→ Work instructions: Reproduce all entries verbatim, with nothing added or dropped.

→ Data for this task:
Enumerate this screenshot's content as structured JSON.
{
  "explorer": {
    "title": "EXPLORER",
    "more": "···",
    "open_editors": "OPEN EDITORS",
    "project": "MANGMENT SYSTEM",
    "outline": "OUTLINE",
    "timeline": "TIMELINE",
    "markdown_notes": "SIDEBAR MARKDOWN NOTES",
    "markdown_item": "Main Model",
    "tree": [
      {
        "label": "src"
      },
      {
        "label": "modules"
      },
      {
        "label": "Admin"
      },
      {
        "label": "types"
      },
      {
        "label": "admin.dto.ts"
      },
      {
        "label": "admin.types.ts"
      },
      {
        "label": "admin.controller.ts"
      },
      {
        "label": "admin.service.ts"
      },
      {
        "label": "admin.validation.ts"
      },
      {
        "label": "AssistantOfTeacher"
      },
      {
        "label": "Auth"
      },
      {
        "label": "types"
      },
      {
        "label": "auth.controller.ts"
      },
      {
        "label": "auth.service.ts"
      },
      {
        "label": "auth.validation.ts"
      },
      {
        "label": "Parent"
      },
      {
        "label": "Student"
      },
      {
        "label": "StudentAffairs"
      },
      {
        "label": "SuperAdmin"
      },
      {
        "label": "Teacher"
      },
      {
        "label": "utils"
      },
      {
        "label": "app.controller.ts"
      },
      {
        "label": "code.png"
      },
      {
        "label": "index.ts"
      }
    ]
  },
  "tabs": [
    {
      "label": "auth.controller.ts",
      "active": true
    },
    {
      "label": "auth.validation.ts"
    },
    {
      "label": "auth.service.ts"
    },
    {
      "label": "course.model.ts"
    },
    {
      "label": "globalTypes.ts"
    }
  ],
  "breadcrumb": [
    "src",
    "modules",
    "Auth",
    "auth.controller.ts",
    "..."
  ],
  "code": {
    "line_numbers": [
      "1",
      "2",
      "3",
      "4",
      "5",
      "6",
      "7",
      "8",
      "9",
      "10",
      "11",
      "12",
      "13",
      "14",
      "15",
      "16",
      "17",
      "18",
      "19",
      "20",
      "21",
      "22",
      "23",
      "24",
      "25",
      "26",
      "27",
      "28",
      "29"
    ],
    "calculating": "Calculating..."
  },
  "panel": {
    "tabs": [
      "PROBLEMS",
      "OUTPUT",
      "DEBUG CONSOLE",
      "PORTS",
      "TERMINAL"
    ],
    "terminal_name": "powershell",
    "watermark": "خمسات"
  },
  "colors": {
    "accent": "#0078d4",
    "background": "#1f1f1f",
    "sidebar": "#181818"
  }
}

→ Output for this task:
Enumerate this screenshot's content as structured JSON.
{
  "explorer": {
    "title": "EXPLORER",
    "more": "···",
    "open_editors": "OPEN EDITORS",
    "project": "MANGMENT SYSTEM",
    "outline": "OUTLINE",
    "timeline": "TIMELINE",
    "markdown_notes": "SIDEBAR MARKDOWN NOTES",
    "markdown_item": "Main Model",
    "tree": [
      {
        "label": "src"
      },
      {
        "label": "modules"
      },
      {
        "label": "Admin"
      },
      {
        "label": "types"
      },
      {
        "label": "admin.dto.ts"
      },
      {
        "label": "admin.types.ts"
      },
      {
        "label": "admin.controller.ts"
      },
      {
        "label": "admin.service.ts"
      },
      {
        "label": "admin.validation.ts"
      },
      {
        "label": "AssistantOfTeacher"
      },
      {
        "label": "Auth"
      },
      {
        "label": "types"
      },
      {
        "label": "auth.controller.ts"
      },
      {
        "label": "auth.service.ts"
      },
      {
        "label": "auth.validation.ts"
      },
      {
        "label": "Parent"
      },
      {
        "label": "Student"
      },
      {
        "label": "StudentAffairs"
      },
      {
        "label": "SuperAdmin"
      },
      {
        "label": "Teacher"
      },
      {
        "label": "utils"
      },
      {
        "label": "app.controller.ts"
      },
      {
        "label": "code.png"
      },
      {
        "label": "index.ts"
      }
    ]
  },
  "tabs": [
    {
      "label": "auth.controller.ts",
      "active": true
    },
    {
      "label": "auth.validation.ts"
    },
    {
      "label": "auth.service.ts"
    },
    {
      "label": "course.model.ts"
    },
    {
      "label": "globalTypes.ts"
    }
  ],
  "breadcrumb": [
    "src",
    "modules",
    "Auth",
    "auth.controller.ts",
    "..."
  ],
  "code": {
    "line_numbers": [
      "1",
      "2",
      "3",
      "4",
      "5",
      "6",
      "7",
      "8",
      "9",
      "10",
      "11",
      "12",
      "13",
      "14",
      "15",
      "16",
      "17",
      "18",
      "19",
      "20",
      "21",
      "22",
      "23",
      "24",
      "25",
      "26",
      "27",
      "28",
      "29"
    ],
    "calculating": "Calculating..."
  },
  "panel": {
    "tabs": [
      "PROBLEMS",
      "OUTPUT",
      "DEBUG CONSOLE",
      "PORTS",
      "TERMINAL"
    ],
    "terminal_name": "powershell",
    "watermark": "خمسات"
  },
  "colors": {
    "accent": "#0078d4",
    "background": "#1f1f1f",
    "sidebar": "#181818"
  }
}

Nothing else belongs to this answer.